Write out the listing beneath this instruction in its entirety, exactly as it reads.

######

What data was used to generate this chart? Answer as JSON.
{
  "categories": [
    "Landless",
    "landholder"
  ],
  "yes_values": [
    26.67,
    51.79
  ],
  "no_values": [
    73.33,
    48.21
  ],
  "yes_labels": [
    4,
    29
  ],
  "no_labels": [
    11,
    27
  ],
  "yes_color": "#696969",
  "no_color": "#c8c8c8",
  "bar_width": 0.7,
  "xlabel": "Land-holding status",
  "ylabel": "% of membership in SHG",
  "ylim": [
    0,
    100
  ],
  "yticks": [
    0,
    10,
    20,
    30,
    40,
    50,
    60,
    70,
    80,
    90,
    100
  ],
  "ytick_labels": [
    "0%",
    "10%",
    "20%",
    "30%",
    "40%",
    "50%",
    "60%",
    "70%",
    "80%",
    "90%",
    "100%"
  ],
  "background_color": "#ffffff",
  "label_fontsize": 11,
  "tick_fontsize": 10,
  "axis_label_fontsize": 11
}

######

Completed exercise:
What data was used to generate this chart? Answer as JSON.
{
  "categories": [
    "Landless",
    "landholder"
  ],
  "yes_values": [
    26.67,
    51.79
  ],
  "no_values": [
    73.33,
    48.21
  ],
  "yes_labels": [
    4,
    29
  ],
  "no_labels": [
    11,
    27
  ],
  "yes_color": "#696969",
  "no_color": "#c8c8c8",
  "bar_width": 0.7,
  "xlabel": "Land-holding status",
  "ylabel": "% of membership in SHG",
  "ylim": [
    0,
    100
  ],
  "yticks": [
    0,
    10,
    20,
    30,
    40,
    50,
    60,
    70,
    80,
    90,
    100
  ],
  "ytick_labels": [
    "0%",
    "10%",
    "20%",
    "30%",
    "40%",
    "50%",
    "60%",
    "70%",
    "80%",
    "90%",
    "100%"
  ],
  "background_color": "#ffffff",
  "label_fontsize": 11,
  "tick_fontsize": 10,
  "axis_label_fontsize": 11
}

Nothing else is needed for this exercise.